TEXTAUSZUG:
Da beim Karpfenangeln die Schnur immer unter Spannung ist, gibt es keine Verluste, wenn ohne Widerhaken gefischt wird. Habe so schon sehr viele Karpfen gefangen. Selbst das Blei übt genügend Druck aus, dass der Haken nicht aus dem Maul fallen kann, liegt der Karpfen im Kescher und der Zug des Bleis fällt weg, fällt der Haken fast von alleine aus dem Fischmaul.


----------



## Gunnar. (7. August 2011)

*AW: Fisch abgerissen...Jetzt schlechts Gewissen*

Moin moin,

Ohne Widerhaken?? Generell kein Problem! Aber auch kein Allheilmittel.

Nur das beim Fallbiss bzw. beim Bleiverlust die Fische leichter verloren gehen könnten.


----------



## Alpinestars (7. August 2011)

*AW: Fisch abgerissen...Jetzt schlechts Gewissen*

Also den Einwand das man ohne Wiederhaken fischen soll finde ich erlichgesagt echt gut, wie es jetzt bei einem Fallbiss aussieht und ob das Blei als Gewicht ausreicht müsste ich selber mal austesten, aber ein paar Versuche wäre es wert da würde ich ja selber sehn wie es ist.


----------



## Gunnar. (7. August 2011)

*AW: Fisch abgerissen...Jetzt schlechts Gewissen*

Rein sicherheitshalber der Hinweis ( hier lesen  auch Neueinsteiger mit)

AUFGABE:
Gib den Forumsauszug über das Karpfenangeln ohne Widerhaken vollständig und wortgetreu wieder.

MATERIAL:
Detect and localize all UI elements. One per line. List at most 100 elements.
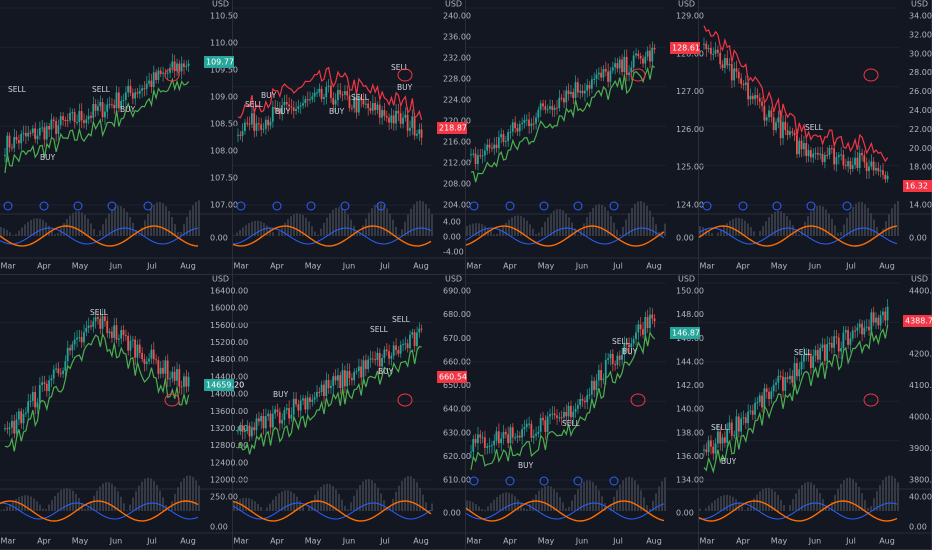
histogram-bar (601, 204, 603, 236)
time-axis-label: Mar (0, 537, 16, 546)
candle (388, 351, 390, 359)
candle (493, 440, 496, 446)
histogram-bar (466, 500, 468, 511)
histogram-bar (422, 494, 424, 511)
candle (816, 152, 819, 155)
price-tag-label: 128.61 (672, 44, 700, 53)
candle (246, 425, 249, 431)
histogram-bar (21, 495, 23, 511)
price-axis-label: 30.00 (909, 49, 932, 58)
candle (749, 95, 752, 100)
candle (115, 325, 118, 340)
price-tag (437, 371, 467, 383)
candle (858, 152, 861, 168)
candle (4, 428, 6, 430)
histogram-bar (810, 211, 812, 236)
candle (879, 170, 882, 172)
histogram-bar (383, 204, 385, 236)
price-axis-label: 124.00 (676, 201, 704, 210)
time-axis-label: Aug (413, 262, 429, 271)
price-axis-label: 16000.00 (210, 304, 248, 313)
candle (248, 425, 251, 437)
candle (504, 141, 507, 143)
chart-panel: USD 110.50 110.00 109.50 109.00 108.50 108.00 1… (0, 0, 238, 275)
candle (367, 103, 369, 109)
candle (884, 311, 887, 321)
price-axis-label: 3900.00 (909, 444, 932, 453)
price-axis-label: 12400.00 (210, 458, 248, 467)
histogram-bar (245, 225, 247, 236)
histogram-bar (586, 480, 588, 511)
candle (309, 99, 311, 101)
candle (509, 131, 512, 133)
histogram-bar (24, 495, 26, 511)
oscillator-line (465, 502, 665, 520)
candle (418, 328, 421, 333)
candle (264, 416, 267, 429)
histogram-bar (144, 478, 146, 511)
candle (761, 395, 763, 408)
histogram-bar (413, 478, 415, 511)
histogram-bar (640, 490, 642, 511)
chart-panel: USD4400.004300.004200.004100.004000.0039… (698, 275, 932, 550)
candle (45, 383, 48, 392)
histogram-bar (852, 479, 854, 511)
histogram-bar (622, 226, 624, 236)
histogram-bar (377, 487, 379, 511)
histogram-bar (386, 507, 388, 511)
histogram-bar (174, 493, 176, 511)
signal-label: SELL (90, 308, 109, 317)
histogram-bar (308, 221, 310, 236)
histogram-bar (867, 207, 869, 236)
histogram-bar (598, 490, 600, 511)
trailing-stop (470, 64, 656, 183)
signal-label: SELL (805, 123, 824, 132)
candle (542, 417, 544, 421)
candle (486, 144, 489, 151)
histogram-bar (882, 480, 884, 511)
histogram-bar (649, 210, 651, 236)
histogram-bar (416, 482, 418, 511)
histogram-bar (236, 232, 238, 236)
candle (786, 377, 789, 380)
candle (747, 82, 749, 100)
candle (511, 427, 514, 438)
candle (141, 88, 143, 91)
histogram-bar (99, 230, 101, 236)
price-axis-label: 34.00 (909, 12, 932, 21)
candle (851, 330, 854, 339)
oscillator-line (0, 225, 199, 247)
candle (57, 125, 60, 134)
histogram-bar (885, 221, 887, 236)
candle (243, 122, 246, 132)
histogram-bar (622, 480, 624, 511)
candle (509, 427, 512, 444)
histogram-bar (559, 209, 561, 236)
histogram-bar (514, 215, 516, 236)
candle (614, 63, 616, 68)
histogram-bar (553, 210, 555, 236)
histogram-bar (879, 235, 881, 236)
histogram-bar (18, 230, 20, 236)
candle (306, 99, 309, 101)
histogram-bar (401, 480, 403, 511)
candle (611, 67, 614, 71)
candle (518, 124, 521, 132)
histogram-bar (625, 219, 627, 236)
candle (765, 388, 768, 392)
candle (316, 391, 318, 398)
candle (136, 92, 139, 94)
candle (360, 97, 363, 101)
candle (374, 102, 376, 111)
histogram-bar (356, 489, 358, 511)
candle (528, 423, 530, 425)
histogram-bar (57, 232, 59, 236)
histogram-bar (568, 217, 570, 236)
candle (110, 331, 113, 338)
histogram-bar (177, 487, 179, 511)
histogram-bar (732, 218, 734, 236)
candle (493, 144, 496, 149)
histogram-bar (816, 205, 818, 236)
histogram-bar (643, 202, 645, 236)
histogram-bar (428, 208, 430, 236)
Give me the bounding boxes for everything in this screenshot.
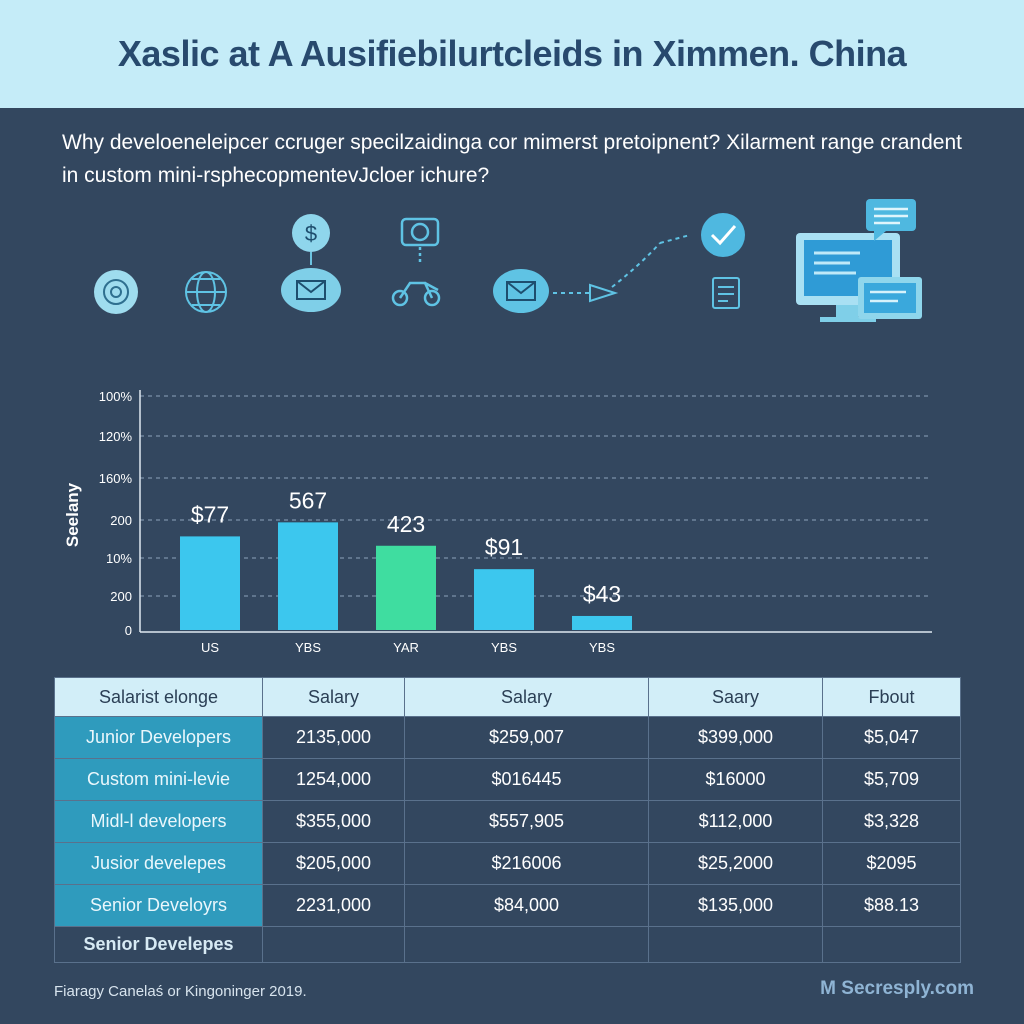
y-tick-label: 10% [106, 551, 132, 566]
target-icon [94, 270, 138, 314]
table-row: Senior Develepes [54, 926, 961, 963]
row-label: Senior Develepes [54, 926, 263, 963]
scooter-icon [391, 281, 441, 307]
data-label: $77 [191, 501, 229, 527]
table-cell: $355,000 [262, 800, 405, 843]
data-label: $43 [583, 581, 621, 607]
table-cell: 2231,000 [262, 884, 405, 927]
table-cell [262, 926, 405, 963]
envelope-icon [493, 269, 549, 313]
y-tick-label: 200 [110, 589, 132, 604]
x-tick-label: US [201, 640, 219, 655]
table-cell: $2095 [822, 842, 961, 885]
table-cell: $84,000 [404, 884, 649, 927]
table-cell [404, 926, 649, 963]
check-icon [701, 213, 745, 257]
y-tick-label: 100% [99, 389, 133, 404]
icon-strip: $ [0, 195, 1024, 335]
table-cell: $216006 [404, 842, 649, 885]
table-cell: $5,047 [822, 716, 961, 759]
table-cell: $259,007 [404, 716, 649, 759]
table-cell [822, 926, 961, 963]
dollar-icon: $ [292, 214, 330, 265]
data-label: 423 [387, 511, 425, 537]
data-label: 567 [289, 487, 327, 513]
bar [572, 615, 632, 630]
x-tick-label: YAR [393, 640, 419, 655]
row-label: Jusior develepes [54, 842, 263, 885]
table-row: Junior Developers 2135,000 $259,007 $399… [54, 716, 961, 759]
table-header: Saary [648, 677, 823, 717]
row-label: Senior Develoyrs [54, 884, 263, 927]
source-note: Fiaragy Canelaś or Kingoninger 2019. [54, 983, 307, 1000]
subtitle: Why develoeneleipcer ccruger specilzaidi… [62, 131, 962, 187]
svg-text:$: $ [305, 221, 317, 246]
table-cell: $016445 [404, 758, 649, 801]
page-title: Xaslic at A Ausifiebilurtcleids in Ximme… [117, 33, 907, 74]
table-header: Salarist elonge [54, 677, 263, 717]
y-axis-label: Seelany [63, 482, 82, 547]
x-tick-label: YBS [589, 640, 615, 655]
table-row: Custom mini-levie 1254,000 $016445 $1600… [54, 758, 961, 801]
y-tick-label: 120% [99, 429, 133, 444]
table-cell: $135,000 [648, 884, 823, 927]
arrow-icon [553, 234, 691, 303]
document-icon [712, 277, 740, 309]
table-row: Senior Develoyrs 2231,000 $84,000 $135,0… [54, 884, 961, 927]
title-banner: Xaslic at A Ausifiebilurtcleids in Ximme… [0, 0, 1024, 108]
computer-monitor-icon [796, 233, 922, 322]
table-header: Salary [404, 677, 649, 717]
envelope-icon [281, 268, 341, 312]
table-cell: 1254,000 [262, 758, 405, 801]
salary-table: Salarist elonge Salary Salary Saary Fbou… [54, 677, 961, 963]
brand-mark: M Secresply.com [820, 978, 974, 999]
table-header: Salary [262, 677, 405, 717]
camera-icon [400, 217, 440, 263]
table-row: Jusior develepes $205,000 $216006 $25,20… [54, 842, 961, 885]
chat-icon [866, 199, 916, 241]
bar [474, 569, 534, 630]
table-cell: $399,000 [648, 716, 823, 759]
globe-icon [185, 271, 227, 313]
table-cell: 2135,000 [262, 716, 405, 759]
data-label: $91 [485, 534, 523, 560]
table-cell: $16000 [648, 758, 823, 801]
table-cell: $5,709 [822, 758, 961, 801]
table-cell: $112,000 [648, 800, 823, 843]
row-label: Midl-l developers [54, 800, 263, 843]
table-cell: $557,905 [404, 800, 649, 843]
y-tick-label: 160% [99, 471, 133, 486]
table-header: Fbout [822, 677, 961, 717]
bar [376, 545, 436, 630]
x-tick-label: YBS [491, 640, 517, 655]
table-cell: $205,000 [262, 842, 405, 885]
table-cell: $25,2000 [648, 842, 823, 885]
table-row: Midl-l developers $355,000 $557,905 $112… [54, 800, 961, 843]
row-label: Custom mini-levie [54, 758, 263, 801]
bar [278, 522, 338, 630]
table-header-row: Salarist elonge Salary Salary Saary Fbou… [54, 677, 961, 717]
table-cell: $88.13 [822, 884, 961, 927]
table-cell: $3,328 [822, 800, 961, 843]
salary-bar-chart: 100% 120% 160% 200 10% 200 0 Seelany $77 US 567 YBS… [60, 380, 950, 670]
y-tick-label: 0 [125, 623, 132, 638]
y-tick-label: 200 [110, 513, 132, 528]
x-tick-label: YBS [295, 640, 321, 655]
bar [180, 536, 240, 630]
row-label: Junior Developers [54, 716, 263, 759]
table-cell [648, 926, 823, 963]
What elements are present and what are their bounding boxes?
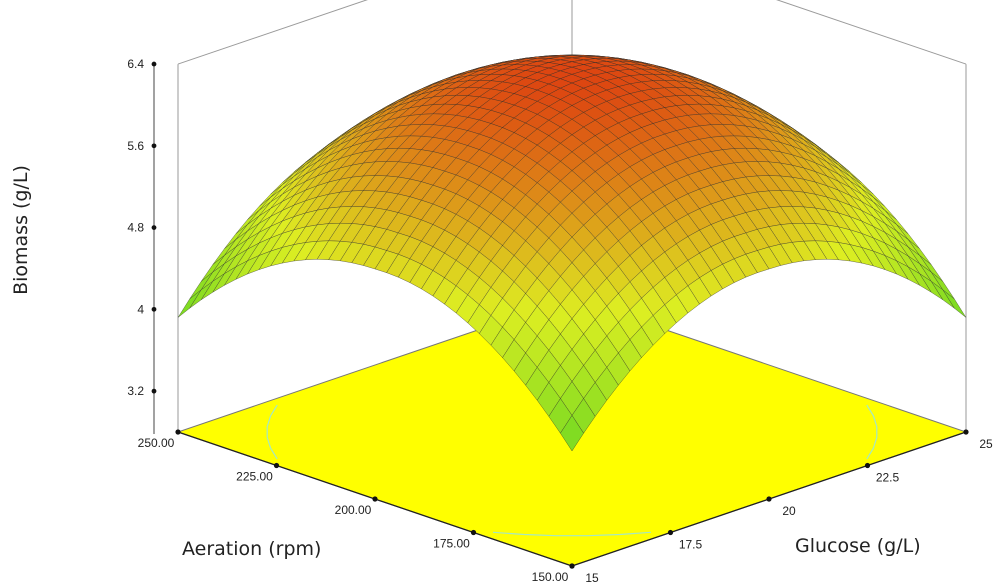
z-tick-label-2: 4.8 — [127, 221, 144, 235]
x-tick-label-0: 150.00 — [532, 570, 569, 584]
x-tick-label-3: 225.00 — [236, 470, 273, 484]
y-tick-label-0: 15 — [585, 571, 599, 585]
z-tick-mark-0 — [151, 388, 157, 394]
y-tick-mark-2 — [766, 496, 772, 502]
z-tick-mark-3 — [151, 143, 157, 149]
surface-cell-33-0 — [177, 289, 202, 318]
z-tick-label-0: 3.2 — [127, 384, 144, 398]
x-axis-title: Aeration (rpm) — [182, 538, 321, 560]
surface-cell-0-0 — [560, 414, 584, 452]
x-tick-mark-2 — [372, 496, 378, 502]
x-tick-mark-4 — [175, 429, 181, 435]
y-tick-mark-1 — [667, 529, 674, 536]
x-tick-mark-3 — [273, 462, 280, 469]
x-tick-label-4: 250.00 — [138, 436, 175, 450]
y-tick-label-1: 17.5 — [679, 538, 703, 552]
z-tick-label-4: 6.4 — [127, 57, 144, 71]
y-axis-title: Glucose (g/L) — [795, 535, 921, 557]
box-edge-top-right — [776, 0, 967, 65]
surface-mesh — [177, 54, 967, 452]
z-axis-title: Biomass (g/L) — [10, 165, 32, 295]
x-tick-label-2: 200.00 — [335, 503, 372, 517]
z-tick-mark-2 — [151, 225, 157, 231]
box-edge-top-left — [177, 0, 368, 65]
y-tick-label-3: 22.5 — [876, 471, 900, 485]
z-tick-mark-1 — [151, 306, 157, 312]
y-tick-mark-4 — [963, 429, 969, 435]
y-tick-mark-3 — [864, 462, 871, 469]
x-tick-label-1: 175.00 — [433, 537, 470, 551]
z-tick-label-3: 5.6 — [127, 139, 144, 153]
y-tick-label-4: 25 — [979, 437, 993, 451]
surface-cell-0-33 — [942, 289, 967, 318]
z-tick-label-1: 4 — [137, 302, 144, 316]
y-tick-label-2: 20 — [782, 504, 796, 518]
z-tick-mark-4 — [151, 61, 157, 67]
axis-ticks: 150.00 175.00 200.00 225.00 250.00 15 17.5 20 22… — [127, 57, 993, 585]
y-tick-mark-0 — [569, 563, 575, 569]
x-tick-mark-1 — [470, 529, 477, 536]
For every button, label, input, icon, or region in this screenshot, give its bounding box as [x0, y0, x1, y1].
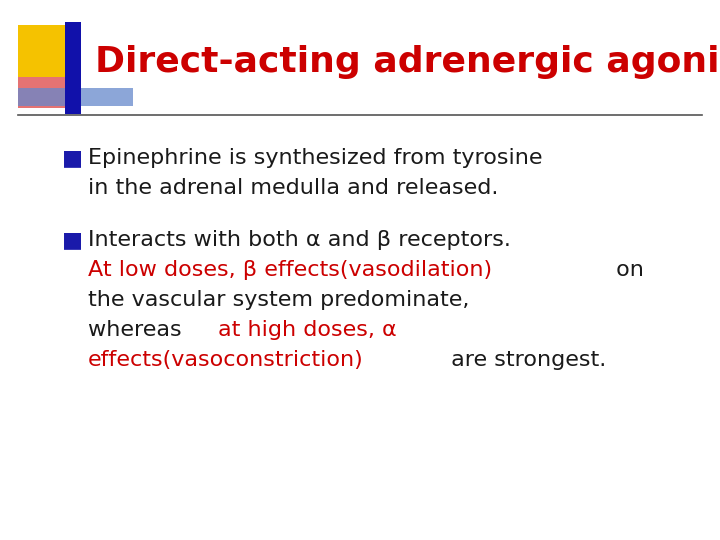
Bar [18, 88, 133, 106]
Text: the vascular system predominate,: the vascular system predominate, [88, 290, 469, 310]
Text: ■: ■ [62, 230, 83, 250]
Text: in the adrenal medulla and released.: in the adrenal medulla and released. [88, 178, 498, 198]
Text: Interacts with both α and β receptors.: Interacts with both α and β receptors. [88, 230, 511, 250]
Text: Direct-acting adrenergic agonists: Direct-acting adrenergic agonists [95, 45, 720, 79]
Text: are strongest.: are strongest. [444, 350, 606, 370]
Text: At low doses, β effects(vasodilation): At low doses, β effects(vasodilation) [88, 260, 492, 280]
Text: whereas: whereas [88, 320, 189, 340]
Text: on: on [609, 260, 644, 280]
Text: at high doses, α: at high doses, α [218, 320, 397, 340]
Bar [18, 25, 73, 77]
Text: Epinephrine is synthesized from tyrosine: Epinephrine is synthesized from tyrosine [88, 148, 542, 168]
Text: effects(vasoconstriction): effects(vasoconstriction) [88, 350, 364, 370]
Bar [18, 58, 68, 108]
Bar [65, 22, 81, 114]
Text: ■: ■ [62, 148, 83, 168]
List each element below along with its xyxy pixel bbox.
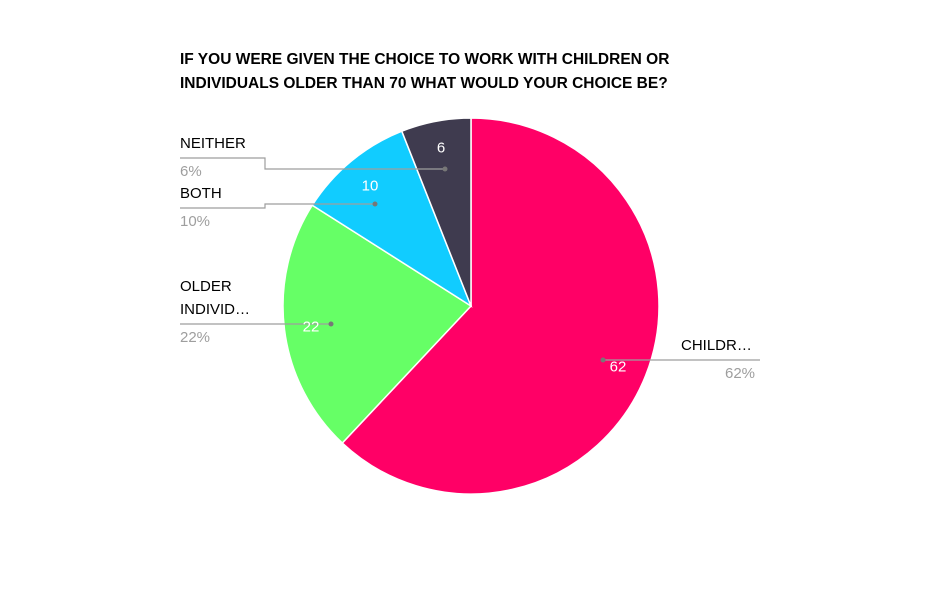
data-label-both: 10	[361, 177, 379, 195]
label-both: BOTH	[180, 185, 222, 202]
percent-both: 10%	[180, 213, 211, 230]
leader-line-both	[180, 203, 375, 209]
pie-slice-older	[282, 204, 473, 445]
label-older-line-1: OLDER	[180, 278, 232, 295]
label-neither: NEITHER	[180, 135, 246, 152]
leader-dot-children	[600, 357, 606, 363]
chart-title-line-2: INDIVIDUALS OLDER THAN 70 WHAT WOULD YOU…	[180, 75, 668, 92]
pie-slice-children	[341, 117, 660, 495]
chart-title: IF YOU WERE GIVEN THE CHOICE TO WORK WIT…	[180, 48, 800, 96]
data-label-children: 62	[609, 358, 627, 376]
leader-dot-both	[372, 201, 378, 207]
percent-neither: 6%	[180, 163, 202, 180]
pie-slice-both	[311, 130, 473, 308]
leader-dot-older	[328, 321, 334, 327]
data-label-neither: 6	[436, 139, 446, 157]
chart-title-line-1: IF YOU WERE GIVEN THE CHOICE TO WORK WIT…	[180, 51, 670, 68]
percent-older: 22%	[180, 329, 211, 346]
label-older-line-2: INDIVID…	[180, 301, 251, 318]
label-children: CHILDR…	[681, 337, 752, 354]
percent-children: 62%	[725, 365, 756, 382]
data-label-older: 22	[302, 318, 320, 336]
pie-slice-neither	[400, 117, 472, 307]
leader-line-neither	[180, 157, 445, 170]
leader-dot-neither	[442, 166, 448, 172]
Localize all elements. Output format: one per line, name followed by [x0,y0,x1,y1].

ERGEBNIS:
Da beim Karpfenangeln die Schnur immer unter Spannung ist, gibt es keine Verluste, wenn ohne Widerhaken gefischt wird. Habe so schon sehr viele Karpfen gefangen. Selbst das Blei übt genügend Druck aus, dass der Haken nicht aus dem Maul fallen kann, liegt der Karpfen im Kescher und der Zug des Bleis fällt weg, fällt der Haken fast von alleine aus dem Fischmaul.


----------



## Gunnar. (7. August 2011)

*AW: Fisch abgerissen...Jetzt schlechts Gewissen*

Moin moin,

Ohne Widerhaken?? Generell kein Problem! Aber auch kein Allheilmittel.

Nur das beim Fallbiss bzw. beim Bleiverlust die Fische leichter verloren gehen könnten.


----------



## Alpinestars (7. August 2011)

*AW: Fisch abgerissen...Jetzt schlechts Gewissen*

Also den Einwand das man ohne Wiederhaken fischen soll finde ich erlichgesagt echt gut, wie es jetzt bei einem Fallbiss aussieht und ob das Blei als Gewicht ausreicht müsste ich selber mal austesten, aber ein paar Versuche wäre es wert da würde ich ja selber sehn wie es ist.


----------



## Gunnar. (7. August 2011)

*AW: Fisch abgerissen...Jetzt schlechts Gewissen*

Rein sicherheitshalber der Hinweis ( hier lesen  auch Neueinsteiger mit)